* [Task goal]
Identify the lines that contain the string "Centred" and copy all of them.
** START Data for the task **
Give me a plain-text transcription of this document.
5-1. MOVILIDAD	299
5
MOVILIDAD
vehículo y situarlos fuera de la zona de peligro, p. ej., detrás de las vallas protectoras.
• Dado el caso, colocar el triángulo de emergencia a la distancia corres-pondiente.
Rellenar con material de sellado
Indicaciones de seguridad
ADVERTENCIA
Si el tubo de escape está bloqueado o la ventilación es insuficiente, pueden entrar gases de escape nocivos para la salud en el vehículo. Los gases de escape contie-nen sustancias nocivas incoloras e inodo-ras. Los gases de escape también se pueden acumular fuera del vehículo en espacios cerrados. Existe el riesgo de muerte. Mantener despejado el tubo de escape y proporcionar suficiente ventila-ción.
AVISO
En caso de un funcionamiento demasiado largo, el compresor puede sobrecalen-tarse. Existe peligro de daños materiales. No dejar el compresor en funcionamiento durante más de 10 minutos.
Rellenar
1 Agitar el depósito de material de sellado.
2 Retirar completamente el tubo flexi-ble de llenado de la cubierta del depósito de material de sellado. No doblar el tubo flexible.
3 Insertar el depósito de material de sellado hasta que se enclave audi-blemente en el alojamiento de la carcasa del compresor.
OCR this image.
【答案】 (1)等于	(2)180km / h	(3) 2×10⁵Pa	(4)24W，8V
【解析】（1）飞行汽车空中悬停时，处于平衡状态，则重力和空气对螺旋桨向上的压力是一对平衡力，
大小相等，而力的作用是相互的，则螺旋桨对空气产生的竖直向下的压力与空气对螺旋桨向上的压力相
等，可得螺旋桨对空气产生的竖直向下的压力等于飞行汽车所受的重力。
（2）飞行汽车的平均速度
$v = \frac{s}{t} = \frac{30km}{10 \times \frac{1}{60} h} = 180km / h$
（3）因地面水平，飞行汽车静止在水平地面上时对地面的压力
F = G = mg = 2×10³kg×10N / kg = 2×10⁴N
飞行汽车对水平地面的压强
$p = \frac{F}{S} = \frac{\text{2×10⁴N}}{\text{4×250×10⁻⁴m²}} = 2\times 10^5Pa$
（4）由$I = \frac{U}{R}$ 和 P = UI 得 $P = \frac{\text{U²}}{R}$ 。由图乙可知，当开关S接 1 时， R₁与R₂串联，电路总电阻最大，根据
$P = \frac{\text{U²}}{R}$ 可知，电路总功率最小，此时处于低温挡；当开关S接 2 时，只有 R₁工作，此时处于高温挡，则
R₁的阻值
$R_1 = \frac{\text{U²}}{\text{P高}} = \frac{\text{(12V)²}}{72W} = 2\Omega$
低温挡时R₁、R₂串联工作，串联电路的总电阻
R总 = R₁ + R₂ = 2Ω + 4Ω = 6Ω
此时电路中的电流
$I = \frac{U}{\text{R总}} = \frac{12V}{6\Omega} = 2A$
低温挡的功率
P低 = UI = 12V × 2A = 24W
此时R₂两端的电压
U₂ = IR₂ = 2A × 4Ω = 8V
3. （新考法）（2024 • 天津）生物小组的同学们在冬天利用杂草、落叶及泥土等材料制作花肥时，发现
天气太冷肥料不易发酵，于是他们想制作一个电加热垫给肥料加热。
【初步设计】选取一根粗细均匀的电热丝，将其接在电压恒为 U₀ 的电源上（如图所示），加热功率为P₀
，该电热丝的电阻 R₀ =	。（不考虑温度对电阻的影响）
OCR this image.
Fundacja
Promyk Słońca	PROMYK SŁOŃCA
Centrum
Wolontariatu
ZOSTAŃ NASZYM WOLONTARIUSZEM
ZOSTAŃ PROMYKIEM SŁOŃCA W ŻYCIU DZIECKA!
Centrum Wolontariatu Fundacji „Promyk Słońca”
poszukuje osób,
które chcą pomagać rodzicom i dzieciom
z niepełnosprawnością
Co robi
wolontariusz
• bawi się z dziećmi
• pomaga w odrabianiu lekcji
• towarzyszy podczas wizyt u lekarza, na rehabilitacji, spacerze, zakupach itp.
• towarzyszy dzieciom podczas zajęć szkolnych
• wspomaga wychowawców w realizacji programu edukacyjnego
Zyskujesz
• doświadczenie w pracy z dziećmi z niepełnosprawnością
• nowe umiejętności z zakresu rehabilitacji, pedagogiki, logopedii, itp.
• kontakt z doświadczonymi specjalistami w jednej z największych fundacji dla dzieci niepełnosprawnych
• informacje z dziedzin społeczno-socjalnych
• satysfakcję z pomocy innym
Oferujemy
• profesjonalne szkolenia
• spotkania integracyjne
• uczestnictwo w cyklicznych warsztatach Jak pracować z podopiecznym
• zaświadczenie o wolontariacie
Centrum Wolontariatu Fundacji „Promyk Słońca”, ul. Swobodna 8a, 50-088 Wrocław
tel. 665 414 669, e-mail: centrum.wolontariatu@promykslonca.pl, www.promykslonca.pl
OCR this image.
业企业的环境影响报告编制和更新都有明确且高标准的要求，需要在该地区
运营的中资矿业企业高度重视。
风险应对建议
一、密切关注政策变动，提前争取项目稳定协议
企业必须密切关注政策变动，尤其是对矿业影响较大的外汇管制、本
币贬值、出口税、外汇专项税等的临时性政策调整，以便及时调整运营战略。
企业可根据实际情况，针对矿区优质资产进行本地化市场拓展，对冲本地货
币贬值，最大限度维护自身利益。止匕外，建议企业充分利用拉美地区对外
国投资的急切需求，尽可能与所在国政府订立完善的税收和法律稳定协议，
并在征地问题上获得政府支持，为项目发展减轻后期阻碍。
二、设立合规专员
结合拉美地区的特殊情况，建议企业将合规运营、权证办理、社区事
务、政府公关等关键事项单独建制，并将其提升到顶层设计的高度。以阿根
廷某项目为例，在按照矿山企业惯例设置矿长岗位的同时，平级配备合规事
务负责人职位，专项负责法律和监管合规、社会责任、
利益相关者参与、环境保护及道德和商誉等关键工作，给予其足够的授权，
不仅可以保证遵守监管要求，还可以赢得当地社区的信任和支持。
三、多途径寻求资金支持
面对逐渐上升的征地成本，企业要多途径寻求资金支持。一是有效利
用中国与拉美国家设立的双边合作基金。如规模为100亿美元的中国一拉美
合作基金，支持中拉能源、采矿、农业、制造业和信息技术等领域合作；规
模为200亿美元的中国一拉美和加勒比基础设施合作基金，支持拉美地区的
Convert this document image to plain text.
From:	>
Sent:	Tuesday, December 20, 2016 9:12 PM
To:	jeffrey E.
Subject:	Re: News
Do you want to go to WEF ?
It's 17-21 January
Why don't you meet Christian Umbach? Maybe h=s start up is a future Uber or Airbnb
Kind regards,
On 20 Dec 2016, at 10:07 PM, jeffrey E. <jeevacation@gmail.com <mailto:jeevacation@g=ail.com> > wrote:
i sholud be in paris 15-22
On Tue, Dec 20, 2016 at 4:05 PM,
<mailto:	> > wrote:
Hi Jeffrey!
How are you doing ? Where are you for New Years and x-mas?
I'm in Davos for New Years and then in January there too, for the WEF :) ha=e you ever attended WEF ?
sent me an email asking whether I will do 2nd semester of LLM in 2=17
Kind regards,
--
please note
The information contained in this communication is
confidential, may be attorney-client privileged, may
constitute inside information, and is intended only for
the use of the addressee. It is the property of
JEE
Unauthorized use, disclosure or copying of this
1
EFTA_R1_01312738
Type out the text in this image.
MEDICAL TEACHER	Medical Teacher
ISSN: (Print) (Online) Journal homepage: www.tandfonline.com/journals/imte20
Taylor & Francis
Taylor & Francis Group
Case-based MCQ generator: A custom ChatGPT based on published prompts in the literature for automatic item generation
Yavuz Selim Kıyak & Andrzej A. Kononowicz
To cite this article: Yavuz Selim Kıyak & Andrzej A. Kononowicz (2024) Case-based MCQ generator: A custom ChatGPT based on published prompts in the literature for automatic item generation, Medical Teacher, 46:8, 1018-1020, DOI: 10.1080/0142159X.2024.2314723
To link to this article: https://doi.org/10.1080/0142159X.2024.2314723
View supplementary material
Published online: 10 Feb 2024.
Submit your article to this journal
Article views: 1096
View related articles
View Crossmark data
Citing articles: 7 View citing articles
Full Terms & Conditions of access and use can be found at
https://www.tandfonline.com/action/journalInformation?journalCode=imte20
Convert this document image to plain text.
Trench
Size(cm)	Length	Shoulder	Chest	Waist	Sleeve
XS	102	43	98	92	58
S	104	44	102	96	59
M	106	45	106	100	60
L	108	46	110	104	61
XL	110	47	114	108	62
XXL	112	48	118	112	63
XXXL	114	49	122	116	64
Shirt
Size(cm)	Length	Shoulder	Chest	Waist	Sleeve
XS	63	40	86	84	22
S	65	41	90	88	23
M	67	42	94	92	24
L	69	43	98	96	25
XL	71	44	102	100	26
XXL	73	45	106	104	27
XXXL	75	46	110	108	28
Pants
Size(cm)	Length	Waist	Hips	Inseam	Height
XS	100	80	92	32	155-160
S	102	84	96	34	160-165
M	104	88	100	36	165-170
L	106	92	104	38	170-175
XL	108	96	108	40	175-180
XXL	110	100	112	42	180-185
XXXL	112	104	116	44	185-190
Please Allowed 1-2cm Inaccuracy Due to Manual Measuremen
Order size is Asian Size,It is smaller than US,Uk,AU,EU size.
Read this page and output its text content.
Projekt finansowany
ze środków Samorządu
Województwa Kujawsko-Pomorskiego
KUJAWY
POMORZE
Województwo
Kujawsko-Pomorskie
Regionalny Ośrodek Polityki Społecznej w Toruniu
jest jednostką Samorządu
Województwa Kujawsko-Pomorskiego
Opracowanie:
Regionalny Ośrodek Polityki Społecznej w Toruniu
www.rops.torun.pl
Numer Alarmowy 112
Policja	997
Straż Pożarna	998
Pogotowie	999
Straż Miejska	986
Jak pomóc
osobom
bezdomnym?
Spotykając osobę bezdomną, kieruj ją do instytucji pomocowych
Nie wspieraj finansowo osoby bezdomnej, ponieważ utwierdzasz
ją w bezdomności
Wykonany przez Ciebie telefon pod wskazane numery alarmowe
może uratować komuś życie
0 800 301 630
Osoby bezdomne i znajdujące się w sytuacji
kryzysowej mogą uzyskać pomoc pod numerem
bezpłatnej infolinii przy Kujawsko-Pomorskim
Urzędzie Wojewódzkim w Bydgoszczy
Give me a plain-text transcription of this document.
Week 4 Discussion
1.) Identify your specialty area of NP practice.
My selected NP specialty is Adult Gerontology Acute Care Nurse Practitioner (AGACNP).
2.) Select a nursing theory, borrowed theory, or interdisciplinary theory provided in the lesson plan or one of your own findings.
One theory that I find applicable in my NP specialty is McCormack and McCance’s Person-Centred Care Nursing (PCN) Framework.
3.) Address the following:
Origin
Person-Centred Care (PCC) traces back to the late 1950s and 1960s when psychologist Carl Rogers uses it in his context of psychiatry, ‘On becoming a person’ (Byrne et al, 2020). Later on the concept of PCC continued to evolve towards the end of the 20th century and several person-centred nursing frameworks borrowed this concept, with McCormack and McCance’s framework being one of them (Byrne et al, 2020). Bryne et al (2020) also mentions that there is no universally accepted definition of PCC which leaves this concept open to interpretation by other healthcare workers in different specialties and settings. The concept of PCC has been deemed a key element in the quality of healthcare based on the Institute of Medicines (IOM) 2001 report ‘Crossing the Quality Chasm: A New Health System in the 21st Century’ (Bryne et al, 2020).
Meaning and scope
** END Data for the task **
* [Result below]
One theory that I find applicable in my NP specialty is McCormack and McCance’s Person-Centred Care Nursing (PCN) Framework.
Person-Centred Care (PCC) traces back to the late 1950s and 1960s when psychologist Carl Rogers uses it in his context of psychiatry, ‘On becoming a person’ (Byrne et al, 2020). Later on the concept of PCC continued to evolve towards the end of the 20th century and several person-centred nursing frameworks borrowed this concept, with McCormack and McCance’s framework being one of them (Byrne et al, 2020). Bryne et al (2020) also mentions that there is no universally accepted definition of PCC which leaves this concept open to interpretation by other healthcare workers in different specialties and settings. The concept of PCC has been deemed a key element in the quality of healthcare based on the Institute of Medicines (IOM) 2001 report ‘Crossing the Quality Chasm: A New Health System in the 21st Century’ (Bryne et al, 2020).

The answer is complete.